▸ REQUIRED ACTION A: Decide whether each statement below agrees with the Boost flat_map bug ticket. Answer yes or no for each, quoting the words from the ticket that decide it. (i) The ticket concerns the flat_map constructor that takes an allocator_type. (ii) The ticket's milestone is Boost 1.65.0. (iii) The constructor in question is declared explicit.
▸ REQUIRED ACTION B: Extend the Boost flat_map bug ticket's description, picking up right after its last sentence.

++++ TEXT FOR ANALYSIS ++++

Opened 5 years ago
Last modified 5 years ago
#13275 new Bugs
flat_map's allocator_type constructor could potentially produce invalid output in optimization
| Reported by: | Owned by: | Ion Gaztañaga | |
|---|---|---|---|
| Milestone: | To Be Determined | Component: | container |
| Version: | Boost 1.65.0 | Severity: | Problem |
| Keywords: | flat_map reinterpret_cast allocator_type | Cc: |
Description
In class flat_map, we have constructor:
BOOST_CONTAINER_FORCEINLINE explicit flat_map(const allocator_type& a)
: m_flat_tree(container_detail::force<const impl_allocator_type>(a))
{}
This could cause a problem.

++++ SUPPLIED RECORDS ++++

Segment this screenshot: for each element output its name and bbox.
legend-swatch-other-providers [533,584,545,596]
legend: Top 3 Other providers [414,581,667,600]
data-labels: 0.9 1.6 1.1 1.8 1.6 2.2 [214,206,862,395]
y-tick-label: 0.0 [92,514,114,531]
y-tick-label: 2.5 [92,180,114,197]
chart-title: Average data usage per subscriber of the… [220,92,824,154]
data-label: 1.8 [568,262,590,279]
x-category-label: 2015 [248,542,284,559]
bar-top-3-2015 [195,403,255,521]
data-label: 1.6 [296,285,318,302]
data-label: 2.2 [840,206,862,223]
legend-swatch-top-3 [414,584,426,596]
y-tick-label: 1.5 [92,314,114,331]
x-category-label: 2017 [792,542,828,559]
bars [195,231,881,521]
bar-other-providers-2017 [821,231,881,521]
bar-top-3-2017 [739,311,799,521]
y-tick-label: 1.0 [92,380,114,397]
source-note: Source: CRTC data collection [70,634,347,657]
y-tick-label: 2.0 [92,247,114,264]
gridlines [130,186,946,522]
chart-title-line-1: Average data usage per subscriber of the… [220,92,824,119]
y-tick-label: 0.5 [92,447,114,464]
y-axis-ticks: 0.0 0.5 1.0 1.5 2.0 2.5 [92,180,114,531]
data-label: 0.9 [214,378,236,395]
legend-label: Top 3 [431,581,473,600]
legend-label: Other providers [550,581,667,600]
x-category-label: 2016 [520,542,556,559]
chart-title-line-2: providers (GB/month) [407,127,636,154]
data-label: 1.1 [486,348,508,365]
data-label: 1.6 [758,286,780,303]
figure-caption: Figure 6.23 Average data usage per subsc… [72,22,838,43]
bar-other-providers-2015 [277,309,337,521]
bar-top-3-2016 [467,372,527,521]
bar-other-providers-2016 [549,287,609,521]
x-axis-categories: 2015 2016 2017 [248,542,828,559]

++++

▸ EXERCISE RESPONSE A:
(i) Yes: "flat_map's allocator_type constructor could potentially produce invalid output in optimization"
(ii) No: "To Be Determined"
(iii) Yes: "BOOST_CONTAINER_FORCEINLINE explicit flat_map(const allocator_type& a)"

▸ EXERCISE RESPONSE B:
Impl_allocator_type is
typedef typename impl_tree_t::allocator_type impl_allocator_type;
And impl_tree_t is
typedef container_detail::flat_tree<
container_detail::pair<Key, T>,
container_detail::select1st<Key>,
Compare,
typename allocator_traits<Allocator>::template portable_rebind_alloc
<container_detail::pair<Key, T> >::type> impl_tree_t;
container_detail::force() is doing an reinterpret_cast essentially. Let's say argument a is
allocator< std::pair<Key, T> >
Then if we are calling that constructor, we are actually reinterpret_cast argument 'a' from
allocator< std::pair<Key, T> >
to
allocator< container_detail::pair<Key, T> >
While the program could run fine in no-opt because std::pair and container_detail::pair could be very similar and swappable, the program could produce invalid result when compiler turn on optimization. Compiler would find no alias information between allocator<std::pair<Key, T>> and allocator<container_detail::pair<Key, T>>, and think they are not related and move things around to produce invalid result.